Transcribe all of the records precisely as they are presented.

ENTRIES SUPPLIED

===============

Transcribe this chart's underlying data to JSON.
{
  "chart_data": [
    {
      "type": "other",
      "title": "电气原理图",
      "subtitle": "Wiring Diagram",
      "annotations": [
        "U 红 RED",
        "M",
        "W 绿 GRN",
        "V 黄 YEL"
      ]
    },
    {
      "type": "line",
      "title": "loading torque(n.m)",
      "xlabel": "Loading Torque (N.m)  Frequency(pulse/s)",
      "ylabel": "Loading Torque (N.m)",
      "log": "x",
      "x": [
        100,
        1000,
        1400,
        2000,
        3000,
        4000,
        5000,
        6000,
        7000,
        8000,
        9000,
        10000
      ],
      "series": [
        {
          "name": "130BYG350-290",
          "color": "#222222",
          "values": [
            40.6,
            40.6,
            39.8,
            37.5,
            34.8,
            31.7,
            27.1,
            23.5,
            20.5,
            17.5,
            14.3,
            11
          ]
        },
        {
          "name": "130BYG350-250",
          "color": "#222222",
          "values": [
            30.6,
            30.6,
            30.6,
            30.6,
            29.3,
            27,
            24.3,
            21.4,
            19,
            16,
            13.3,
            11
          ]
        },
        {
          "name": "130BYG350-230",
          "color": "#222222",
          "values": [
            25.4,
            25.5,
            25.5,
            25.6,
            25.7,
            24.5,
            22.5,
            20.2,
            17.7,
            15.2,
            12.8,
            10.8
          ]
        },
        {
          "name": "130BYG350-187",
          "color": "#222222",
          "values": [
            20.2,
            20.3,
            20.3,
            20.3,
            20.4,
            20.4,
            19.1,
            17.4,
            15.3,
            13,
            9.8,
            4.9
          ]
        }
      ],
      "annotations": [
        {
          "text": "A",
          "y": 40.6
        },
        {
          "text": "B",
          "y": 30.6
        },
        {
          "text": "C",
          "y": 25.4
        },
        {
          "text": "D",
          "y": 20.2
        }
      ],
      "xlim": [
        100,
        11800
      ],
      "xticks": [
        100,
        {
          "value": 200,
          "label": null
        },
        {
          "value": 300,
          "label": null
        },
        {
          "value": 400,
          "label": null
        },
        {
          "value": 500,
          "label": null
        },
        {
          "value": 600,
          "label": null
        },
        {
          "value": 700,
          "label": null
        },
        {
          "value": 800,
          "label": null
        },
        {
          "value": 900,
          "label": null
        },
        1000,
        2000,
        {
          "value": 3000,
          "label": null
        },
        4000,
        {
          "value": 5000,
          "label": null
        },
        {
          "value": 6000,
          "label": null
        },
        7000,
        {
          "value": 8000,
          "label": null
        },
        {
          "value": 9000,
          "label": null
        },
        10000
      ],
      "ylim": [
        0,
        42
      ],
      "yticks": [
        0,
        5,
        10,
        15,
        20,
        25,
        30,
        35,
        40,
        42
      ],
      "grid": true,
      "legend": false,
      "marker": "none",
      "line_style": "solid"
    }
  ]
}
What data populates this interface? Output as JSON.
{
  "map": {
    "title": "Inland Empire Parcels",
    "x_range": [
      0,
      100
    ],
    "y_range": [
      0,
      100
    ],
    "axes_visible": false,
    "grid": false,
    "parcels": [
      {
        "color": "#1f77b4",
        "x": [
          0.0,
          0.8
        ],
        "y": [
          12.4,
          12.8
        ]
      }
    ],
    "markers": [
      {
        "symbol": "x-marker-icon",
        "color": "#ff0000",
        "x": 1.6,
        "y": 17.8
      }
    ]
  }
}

===============

RESULT
Transcribe this chart's underlying data to JSON.
{
  "chart_data": [
    {
      "type": "other",
      "title": "电气原理图",
      "subtitle": "Wiring Diagram",
      "annotations": [
        "U 红 RED",
        "M",
        "W 绿 GRN",
        "V 黄 YEL"
      ]
    },
    {
      "type": "line",
      "title": "loading torque(n.m)",
      "xlabel": "Loading Torque (N.m)  Frequency(pulse/s)",
      "ylabel": "Loading Torque (N.m)",
      "log": "x",
      "x": [
        100,
        1000,
        1400,
        2000,
        3000,
        4000,
        5000,
        6000,
        7000,
        8000,
        9000,
        10000
      ],
      "series": [
        {
          "name": "130BYG350-290",
          "color": "#222222",
          "values": [
            40.6,
            40.6,
            39.8,
            37.5,
            34.8,
            31.7,
            27.1,
            23.5,
            20.5,
            17.5,
            14.3,
            11
          ]
        },
        {
          "name": "130BYG350-250",
          "color": "#222222",
          "values": [
            30.6,
            30.6,
            30.6,
            30.6,
            29.3,
            27,
            24.3,
            21.4,
            19,
            16,
            13.3,
            11
          ]
        },
        {
          "name": "130BYG350-230",
          "color": "#222222",
          "values": [
            25.4,
            25.5,
            25.5,
            25.6,
            25.7,
            24.5,
            22.5,
            20.2,
            17.7,
            15.2,
            12.8,
            10.8
          ]
        },
        {
          "name": "130BYG350-187",
          "color": "#222222",
          "values": [
            20.2,
            20.3,
            20.3,
            20.3,
            20.4,
            20.4,
            19.1,
            17.4,
            15.3,
            13,
            9.8,
            4.9
          ]
        }
      ],
      "annotations": [
        {
          "text": "A",
          "y": 40.6
        },
        {
          "text": "B",
          "y": 30.6
        },
        {
          "text": "C",
          "y": 25.4
        },
        {
          "text": "D",
          "y": 20.2
        }
      ],
      "xlim": [
        100,
        11800
      ],
      "xticks": [
        100,
        {
          "value": 200,
          "label": null
        },
        {
          "value": 300,
          "label": null
        },
        {
          "value": 400,
          "label": null
        },
        {
          "value": 500,
          "label": null
        },
        {
          "value": 600,
          "label": null
        },
        {
          "value": 700,
          "label": null
        },
        {
          "value": 800,
          "label": null
        },
        {
          "value": 900,
          "label": null
        },
        1000,
        2000,
        {
          "value": 3000,
          "label": null
        },
        4000,
        {
          "value": 5000,
          "label": null
        },
        {
          "value": 6000,
          "label": null
        },
        7000,
        {
          "value": 8000,
          "label": null
        },
        {
          "value": 9000,
          "label": null
        },
        10000
      ],
      "ylim": [
        0,
        42
      ],
      "yticks": [
        0,
        5,
        10,
        15,
        20,
        25,
        30,
        35,
        40,
        42
      ],
      "grid": true,
      "legend": false,
      "marker": "none",
      "line_style": "solid"
    }
  ]
}
What data populates this interface? Output as JSON.
{
  "map": {
    "title": "Inland Empire Parcels",
    "x_range": [
      0,
      100
    ],
    "y_range": [
      0,
      100
    ],
    "axes_visible": false,
    "grid": false,
    "parcels": [
      {
        "color": "#1f77b4",
        "x": [
          0.0,
          0.8
        ],
        "y": [
          12.4,
          12.8
        ]
      }
    ],
    "markers": [
      {
        "symbol": "x-marker-icon",
        "color": "#ff0000",
        "x": 1.6,
        "y": 17.8
      }
    ]
  }
}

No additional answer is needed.